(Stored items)
— Begin —

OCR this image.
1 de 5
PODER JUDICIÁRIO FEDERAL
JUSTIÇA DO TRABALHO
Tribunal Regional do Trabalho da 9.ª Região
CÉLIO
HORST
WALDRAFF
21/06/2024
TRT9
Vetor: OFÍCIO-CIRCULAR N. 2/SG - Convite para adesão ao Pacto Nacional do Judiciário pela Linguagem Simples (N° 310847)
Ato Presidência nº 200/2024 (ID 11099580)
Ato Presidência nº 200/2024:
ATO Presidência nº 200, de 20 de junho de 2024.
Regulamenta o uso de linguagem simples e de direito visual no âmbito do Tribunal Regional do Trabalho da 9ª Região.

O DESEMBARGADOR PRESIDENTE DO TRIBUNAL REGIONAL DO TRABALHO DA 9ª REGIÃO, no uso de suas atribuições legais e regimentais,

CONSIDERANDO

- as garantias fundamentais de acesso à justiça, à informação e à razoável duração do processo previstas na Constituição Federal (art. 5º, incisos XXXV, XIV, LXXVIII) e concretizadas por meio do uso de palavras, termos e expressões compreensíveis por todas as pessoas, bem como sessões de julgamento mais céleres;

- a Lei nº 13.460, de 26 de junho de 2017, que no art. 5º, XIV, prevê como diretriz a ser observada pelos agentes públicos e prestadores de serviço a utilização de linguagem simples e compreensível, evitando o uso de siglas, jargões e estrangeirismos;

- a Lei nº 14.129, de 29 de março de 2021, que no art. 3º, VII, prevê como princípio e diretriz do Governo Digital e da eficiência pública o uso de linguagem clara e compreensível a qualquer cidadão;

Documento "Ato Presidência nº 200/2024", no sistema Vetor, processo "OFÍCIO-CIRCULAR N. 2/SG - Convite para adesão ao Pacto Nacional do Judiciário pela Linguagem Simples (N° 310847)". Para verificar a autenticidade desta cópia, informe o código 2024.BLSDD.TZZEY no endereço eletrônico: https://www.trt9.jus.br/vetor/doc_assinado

— End —

## TASK REQUIREMENTS
Repeat the data precisely, line by line.

## OUTPUT FOR THIS TASK
OCR this image.
1 de 5
PODER JUDICIÁRIO FEDERAL
JUSTIÇA DO TRABALHO
Tribunal Regional do Trabalho da 9.ª Região
CÉLIO
HORST
WALDRAFF
21/06/2024
TRT9
Vetor: OFÍCIO-CIRCULAR N. 2/SG - Convite para adesão ao Pacto Nacional do Judiciário pela Linguagem Simples (N° 310847)
Ato Presidência nº 200/2024 (ID 11099580)
Ato Presidência nº 200/2024:
ATO Presidência nº 200, de 20 de junho de 2024.
Regulamenta o uso de linguagem simples e de direito visual no âmbito do Tribunal Regional do Trabalho da 9ª Região.

O DESEMBARGADOR PRESIDENTE DO TRIBUNAL REGIONAL DO TRABALHO DA 9ª REGIÃO, no uso de suas atribuições legais e regimentais,

CONSIDERANDO

- as garantias fundamentais de acesso à justiça, à informação e à razoável duração do processo previstas na Constituição Federal (art. 5º, incisos XXXV, XIV, LXXVIII) e concretizadas por meio do uso de palavras, termos e expressões compreensíveis por todas as pessoas, bem como sessões de julgamento mais céleres;

- a Lei nº 13.460, de 26 de junho de 2017, que no art. 5º, XIV, prevê como diretriz a ser observada pelos agentes públicos e prestadores de serviço a utilização de linguagem simples e compreensível, evitando o uso de siglas, jargões e estrangeirismos;

- a Lei nº 14.129, de 29 de março de 2021, que no art. 3º, VII, prevê como princípio e diretriz do Governo Digital e da eficiência pública o uso de linguagem clara e compreensível a qualquer cidadão;

Documento "Ato Presidência nº 200/2024", no sistema Vetor, processo "OFÍCIO-CIRCULAR N. 2/SG - Convite para adesão ao Pacto Nacional do Judiciário pela Linguagem Simples (N° 310847)". Para verificar a autenticidade desta cópia, informe o código 2024.BLSDD.TZZEY no endereço eletrônico: https://www.trt9.jus.br/vetor/doc_assinado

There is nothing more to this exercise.